Extracted data entries:
________________________

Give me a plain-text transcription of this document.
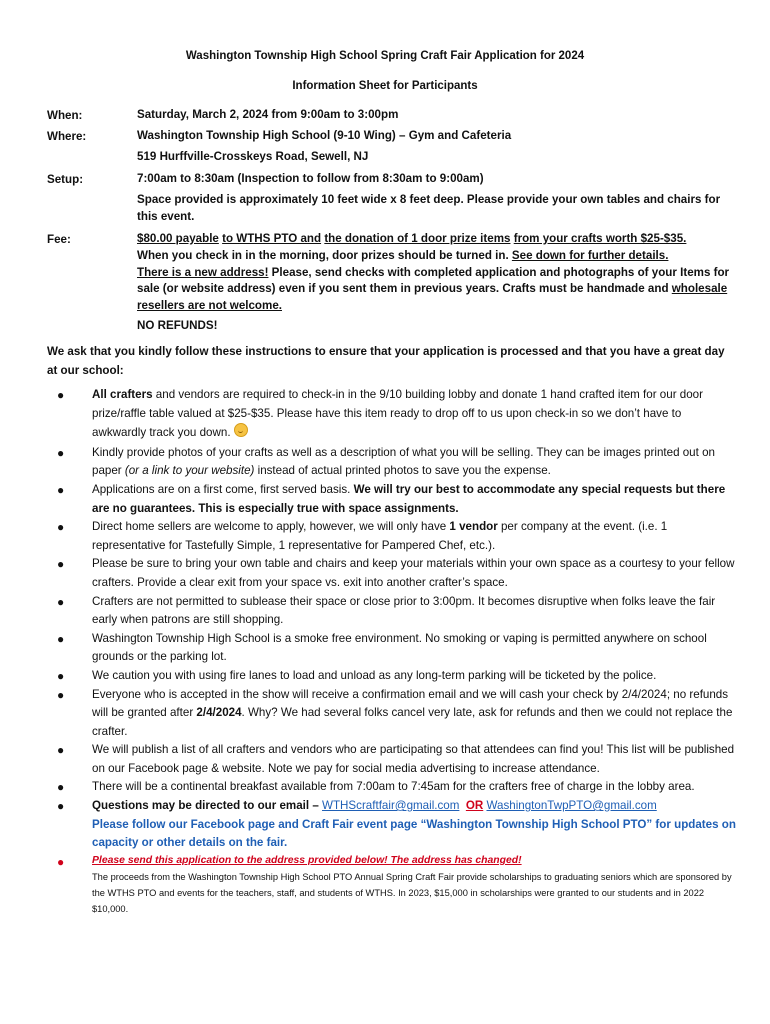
Washington Township High School Spring Craft Fair Application for 2024
Information Sheet for Participants
When:	Saturday, March 2, 2024 from 9:00am to 3:00pm
Where:	Washington Township High School (9-10 Wing) – Gym and Cafeteria
519 Hurffville-Crosskeys Road, Sewell, NJ
Setup:	7:00am to 8:30am (Inspection to follow from 8:30am to 9:00am)
Space provided is approximately 10 feet wide x 8 feet deep. Please provide your own tables and chairs for this event.
Fee:	$80.00 payable to WTHS PTO and the donation of 1 door prize items from your crafts worth $25-$35.
When you check in in the morning, door prizes should be turned in. See down for further details.
There is a new address! Please, send checks with completed application and photographs of your Items for sale (or website address) even if you sent them in previous years. Crafts must be handmade and wholesale resellers are not welcome.
NO REFUNDS!
We ask that you kindly follow these instructions to ensure that your application is processed and that you have a great day at our school:
● All crafters and vendors are required to check-in in the 9/10 building lobby and donate 1 hand crafted item for our door prize/raffle table valued at $25-$35. Please have this item ready to drop off to us upon check-in so we don’t have to awkwardly track you down.
● Kindly provide photos of your crafts as well as a description of what you will be selling. They can be images printed out on paper (or a link to your website) instead of actual printed photos to save you the expense.
● Applications are on a first come, first served basis. We will try our best to accommodate any special requests but there are no guarantees. This is especially true with space assignments.
● Direct home sellers are welcome to apply, however, we will only have 1 vendor per company at the event. (i.e. 1 representative for Tastefully Simple, 1 representative for Pampered Chef, etc.).
● Please be sure to bring your own table and chairs and keep your materials within your own space as a courtesy to your fellow crafters. Provide a clear exit from your space vs. exit into another crafter’s space.
● Crafters are not permitted to sublease their space or close prior to 3:00pm. It becomes disruptive when folks leave the fair early when patrons are still shopping.
● Washington Township High School is a smoke free environment. No smoking or vaping is permitted anywhere on school grounds or the parking lot.
● We caution you with using fire lanes to load and unload as any long-term parking will be ticketed by the police.
● Everyone who is accepted in the show will receive a confirmation email and we will cash your check by 2/4/2024; no refunds will be granted after 2/4/2024. Why? We had several folks cancel very late, ask for refunds and then we could not replace the crafter.
● We will publish a list of all crafters and vendors who are participating so that attendees can find you! This list will be published on our Facebook page & website. Note we pay for social media advertising to increase attendance.
● There will be a continental breakfast available from 7:00am to 7:45am for the crafters free of charge in the lobby area.
● Questions may be directed to our email – WTHScraftfair@gmail.com OR WashingtonTwpPTO@gmail.com
Please follow our Facebook page and Craft Fair event page “Washington Township High School PTO” for updates on capacity or other details on the fair.
●	Please send this application to the address provided below! The address has changed!
The proceeds from the Washington Township High School PTO Annual Spring Craft Fair provide scholarships to graduating seniors which are sponsored by the WTHS PTO and events for the teachers, staff, and students of WTHS. In 2023, $15,000 in scholarships were granted to our students and in 2022 $10,000.
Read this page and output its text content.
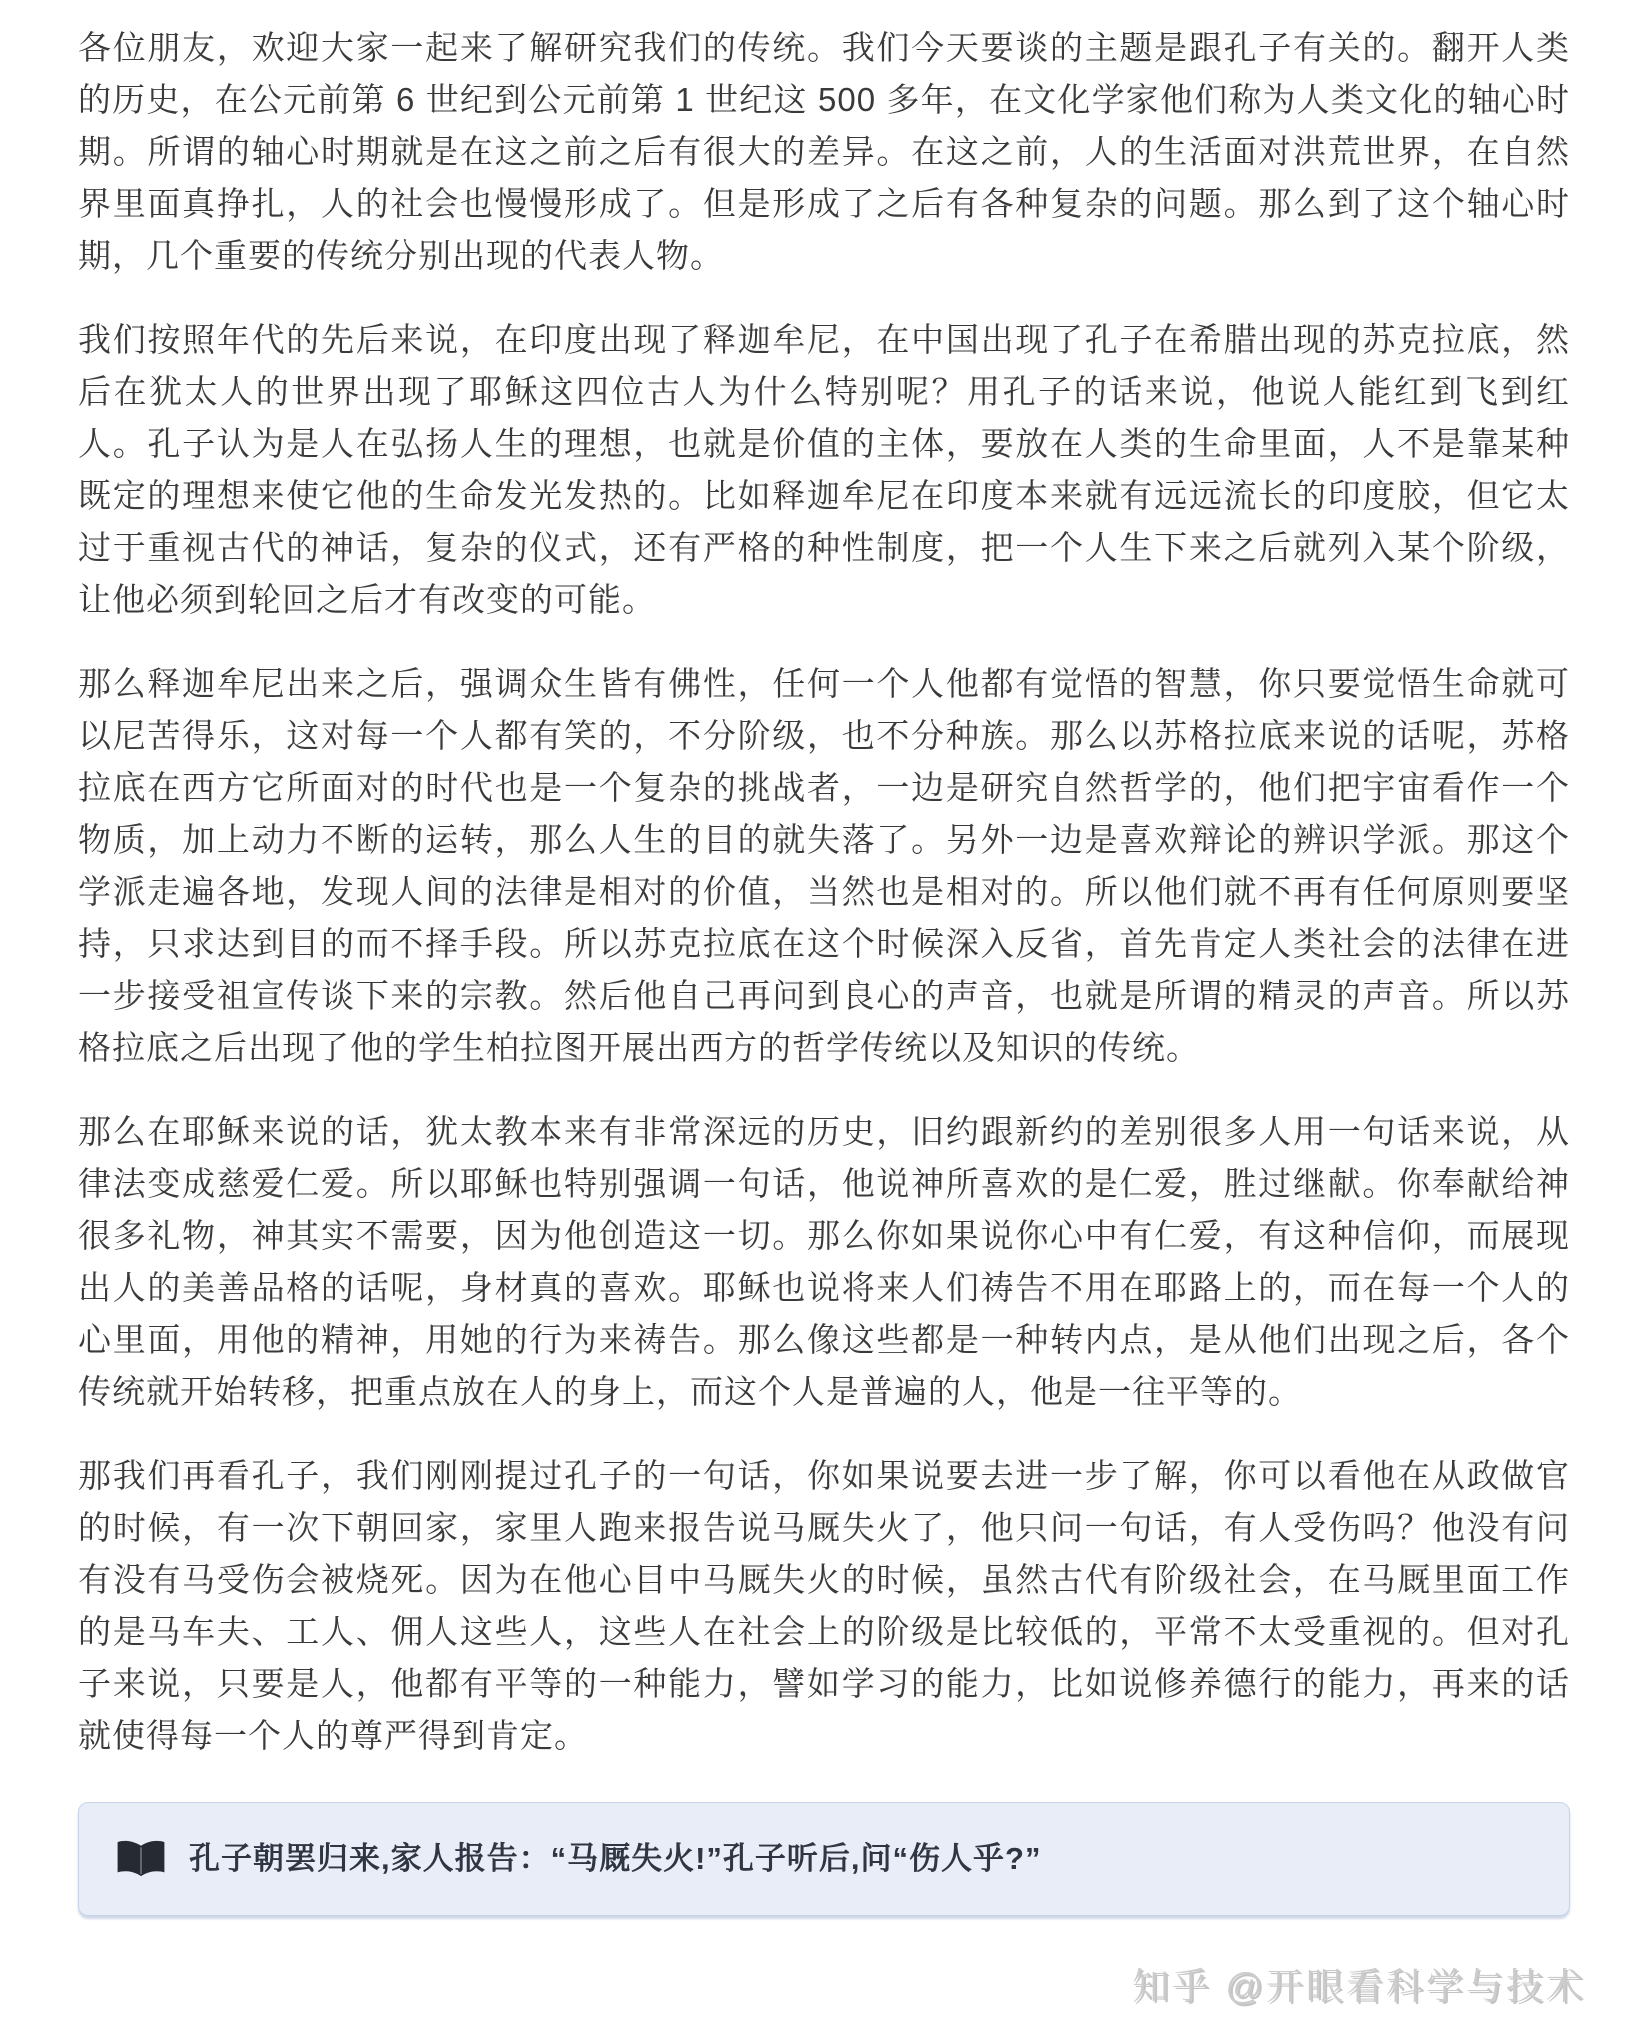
各位朋友，欢迎大家一起来了解研究我们的传统。我们今天要谈的主题是跟孔子有关的。翻开人类的历史，在公元前第 6 世纪到公元前第 1 世纪这 500 多年，在文化学家他们称为人类文化的轴心时期。所谓的轴心时期就是在这之前之后有很大的差异。在这之前，人的生活面对洪荒世界，在自然界里面真挣扎，人的社会也慢慢形成了。但是形成了之后有各种复杂的问题。那么到了这个轴心时期，几个重要的传统分别出现的代表人物。

我们按照年代的先后来说，在印度出现了释迦牟尼，在中国出现了孔子在希腊出现的苏克拉底，然后在犹太人的世界出现了耶稣这四位古人为什么特别呢？用孔子的话来说，他说人能红到飞到红人。孔子认为是人在弘扬人生的理想，也就是价值的主体，要放在人类的生命里面，人不是靠某种既定的理想来使它他的生命发光发热的。比如释迦牟尼在印度本来就有远远流长的印度胶，但它太过于重视古代的神话，复杂的仪式，还有严格的种性制度，把一个人生下来之后就列入某个阶级，让他必须到轮回之后才有改变的可能。

那么释迦牟尼出来之后，强调众生皆有佛性，任何一个人他都有觉悟的智慧，你只要觉悟生命就可以尼苦得乐，这对每一个人都有笑的，不分阶级，也不分种族。那么以苏格拉底来说的话呢，苏格拉底在西方它所面对的时代也是一个复杂的挑战者，一边是研究自然哲学的，他们把宇宙看作一个物质，加上动力不断的运转，那么人生的目的就失落了。另外一边是喜欢辩论的辨识学派。那这个学派走遍各地，发现人间的法律是相对的价值，当然也是相对的。所以他们就不再有任何原则要坚持，只求达到目的而不择手段。所以苏克拉底在这个时候深入反省，首先肯定人类社会的法律在进一步接受祖宣传谈下来的宗教。然后他自己再问到良心的声音，也就是所谓的精灵的声音。所以苏格拉底之后出现了他的学生柏拉图开展出西方的哲学传统以及知识的传统。

那么在耶稣来说的话，犹太教本来有非常深远的历史，旧约跟新约的差别很多人用一句话来说，从律法变成慈爱仁爱。所以耶稣也特别强调一句话，他说神所喜欢的是仁爱，胜过继献。你奉献给神很多礼物，神其实不需要，因为他创造这一切。那么你如果说你心中有仁爱，有这种信仰，而展现出人的美善品格的话呢，身材真的喜欢。耶稣也说将来人们祷告不用在耶路上的，而在每一个人的心里面，用他的精神，用她的行为来祷告。那么像这些都是一种转内点，是从他们出现之后，各个传统就开始转移，把重点放在人的身上，而这个人是普遍的人，他是一往平等的。

那我们再看孔子，我们刚刚提过孔子的一句话，你如果说要去进一步了解，你可以看他在从政做官的时候，有一次下朝回家，家里人跑来报告说马厩失火了，他只问一句话，有人受伤吗？他没有问有没有马受伤会被烧死。因为在他心目中马厩失火的时候，虽然古代有阶级社会，在马厩里面工作的是马车夫、工人、佣人这些人，这些人在社会上的阶级是比较低的，平常不太受重视的。但对孔子来说，只要是人，他都有平等的一种能力，譬如学习的能力，比如说修养德行的能力，再来的话就使得每一个人的尊严得到肯定。

孔子朝罢归来,家人报告：“马厩失火!”孔子听后,问“伤人乎?”
知乎 @开眼看科学与技术
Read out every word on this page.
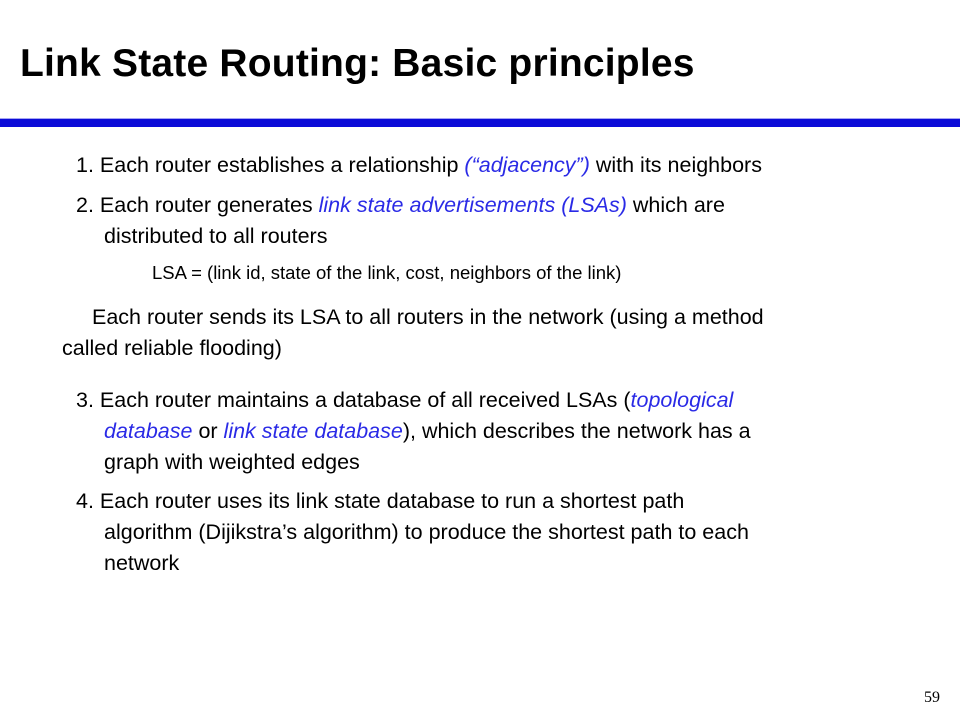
Link State Routing: Basic principles
1. Each router establishes a relationship (“adjacency”) with its neighbors
2. Each router generates link state advertisements (LSAs) which are
distributed to all routers
LSA = (link id, state of the link, cost, neighbors of the link)
Each router sends its LSA to all routers in the network (using a method
called reliable flooding)
3. Each router maintains a database of all received LSAs (topological
database or link state database), which describes the network has a
graph with weighted edges
4. Each router uses its link state database to run a shortest path
algorithm (Dijikstra’s algorithm) to produce the shortest path to each
network
59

________________________

Exercise requirements:
Write out the whole listing again, exactly, with no pictures.

Exercise answer:
Give me a plain-text transcription of this document.
Washington Township High School Spring Craft Fair Application for 2024
Information Sheet for Participants
When:	Saturday, March 2, 2024 from 9:00am to 3:00pm
Where:	Washington Township High School (9-10 Wing) – Gym and Cafeteria
519 Hurffville-Crosskeys Road, Sewell, NJ
Setup:	7:00am to 8:30am (Inspection to follow from 8:30am to 9:00am)
Space provided is approximately 10 feet wide x 8 feet deep. Please provide your own tables and chairs for this event.
Fee:	$80.00 payable to WTHS PTO and the donation of 1 door prize items from your crafts worth $25-$35.
When you check in in the morning, door prizes should be turned in. See down for further details.
There is a new address! Please, send checks with completed application and photographs of your Items for sale (or website address) even if you sent them in previous years. Crafts must be handmade and wholesale resellers are not welcome.
NO REFUNDS!
We ask that you kindly follow these instructions to ensure that your application is processed and that you have a great day at our school:
● All crafters and vendors are required to check-in in the 9/10 building lobby and donate 1 hand crafted item for our door prize/raffle table valued at $25-$35. Please have this item ready to drop off to us upon check-in so we don’t have to awkwardly track you down.
● Kindly provide photos of your crafts as well as a description of what you will be selling. They can be images printed out on paper (or a link to your website) instead of actual printed photos to save you the expense.
● Applications are on a first come, first served basis. We will try our best to accommodate any special requests but there are no guarantees. This is especially true with space assignments.
● Direct home sellers are welcome to apply, however, we will only have 1 vendor per company at the event. (i.e. 1 representative for Tastefully Simple, 1 representative for Pampered Chef, etc.).
● Please be sure to bring your own table and chairs and keep your materials within your own space as a courtesy to your fellow crafters. Provide a clear exit from your space vs. exit into another crafter’s space.
● Crafters are not permitted to sublease their space or close prior to 3:00pm. It becomes disruptive when folks leave the fair early when patrons are still shopping.
● Washington Township High School is a smoke free environment. No smoking or vaping is permitted anywhere on school grounds or the parking lot.
● We caution you with using fire lanes to load and unload as any long-term parking will be ticketed by the police.
● Everyone who is accepted in the show will receive a confirmation email and we will cash your check by 2/4/2024; no refunds will be granted after 2/4/2024. Why? We had several folks cancel very late, ask for refunds and then we could not replace the crafter.
● We will publish a list of all crafters and vendors who are participating so that attendees can find you! This list will be published on our Facebook page & website. Note we pay for social media advertising to increase attendance.
● There will be a continental breakfast available from 7:00am to 7:45am for the crafters free of charge in the lobby area.
● Questions may be directed to our email – WTHScraftfair@gmail.com OR WashingtonTwpPTO@gmail.com
Please follow our Facebook page and Craft Fair event page “Washington Township High School PTO” for updates on capacity or other details on the fair.
●	Please send this application to the address provided below! The address has changed!
The proceeds from the Washington Township High School PTO Annual Spring Craft Fair provide scholarships to graduating seniors which are sponsored by the WTHS PTO and events for the teachers, staff, and students of WTHS. In 2023, $15,000 in scholarships were granted to our students and in 2022 $10,000.
Read this page and output its text content.
各位朋友，欢迎大家一起来了解研究我们的传统。我们今天要谈的主题是跟孔子有关的。翻开人类的历史，在公元前第 6 世纪到公元前第 1 世纪这 500 多年，在文化学家他们称为人类文化的轴心时期。所谓的轴心时期就是在这之前之后有很大的差异。在这之前，人的生活面对洪荒世界，在自然界里面真挣扎，人的社会也慢慢形成了。但是形成了之后有各种复杂的问题。那么到了这个轴心时期，几个重要的传统分别出现的代表人物。

我们按照年代的先后来说，在印度出现了释迦牟尼，在中国出现了孔子在希腊出现的苏克拉底，然后在犹太人的世界出现了耶稣这四位古人为什么特别呢？用孔子的话来说，他说人能红到飞到红人。孔子认为是人在弘扬人生的理想，也就是价值的主体，要放在人类的生命里面，人不是靠某种既定的理想来使它他的生命发光发热的。比如释迦牟尼在印度本来就有远远流长的印度胶，但它太过于重视古代的神话，复杂的仪式，还有严格的种性制度，把一个人生下来之后就列入某个阶级，让他必须到轮回之后才有改变的可能。

那么释迦牟尼出来之后，强调众生皆有佛性，任何一个人他都有觉悟的智慧，你只要觉悟生命就可以尼苦得乐，这对每一个人都有笑的，不分阶级，也不分种族。那么以苏格拉底来说的话呢，苏格拉底在西方它所面对的时代也是一个复杂的挑战者，一边是研究自然哲学的，他们把宇宙看作一个物质，加上动力不断的运转，那么人生的目的就失落了。另外一边是喜欢辩论的辨识学派。那这个学派走遍各地，发现人间的法律是相对的价值，当然也是相对的。所以他们就不再有任何原则要坚持，只求达到目的而不择手段。所以苏克拉底在这个时候深入反省，首先肯定人类社会的法律在进一步接受祖宣传谈下来的宗教。然后他自己再问到良心的声音，也就是所谓的精灵的声音。所以苏格拉底之后出现了他的学生柏拉图开展出西方的哲学传统以及知识的传统。

那么在耶稣来说的话，犹太教本来有非常深远的历史，旧约跟新约的差别很多人用一句话来说，从律法变成慈爱仁爱。所以耶稣也特别强调一句话，他说神所喜欢的是仁爱，胜过继献。你奉献给神很多礼物，神其实不需要，因为他创造这一切。那么你如果说你心中有仁爱，有这种信仰，而展现出人的美善品格的话呢，身材真的喜欢。耶稣也说将来人们祷告不用在耶路上的，而在每一个人的心里面，用他的精神，用她的行为来祷告。那么像这些都是一种转内点，是从他们出现之后，各个传统就开始转移，把重点放在人的身上，而这个人是普遍的人，他是一往平等的。

那我们再看孔子，我们刚刚提过孔子的一句话，你如果说要去进一步了解，你可以看他在从政做官的时候，有一次下朝回家，家里人跑来报告说马厩失火了，他只问一句话，有人受伤吗？他没有问有没有马受伤会被烧死。因为在他心目中马厩失火的时候，虽然古代有阶级社会，在马厩里面工作的是马车夫、工人、佣人这些人，这些人在社会上的阶级是比较低的，平常不太受重视的。但对孔子来说，只要是人，他都有平等的一种能力，譬如学习的能力，比如说修养德行的能力，再来的话就使得每一个人的尊严得到肯定。

孔子朝罢归来,家人报告：“马厩失火!”孔子听后,问“伤人乎?”
知乎 @开眼看科学与技术
Read out every word on this page.
Link State Routing: Basic principles
1. Each router establishes a relationship (“adjacency”) with its neighbors
2. Each router generates link state advertisements (LSAs) which are
distributed to all routers
LSA = (link id, state of the link, cost, neighbors of the link)
Each router sends its LSA to all routers in the network (using a method
called reliable flooding)
3. Each router maintains a database of all received LSAs (topological
database or link state database), which describes the network has a
graph with weighted edges
4. Each router uses its link state database to run a shortest path
algorithm (Dijikstra’s algorithm) to produce the shortest path to each
network
59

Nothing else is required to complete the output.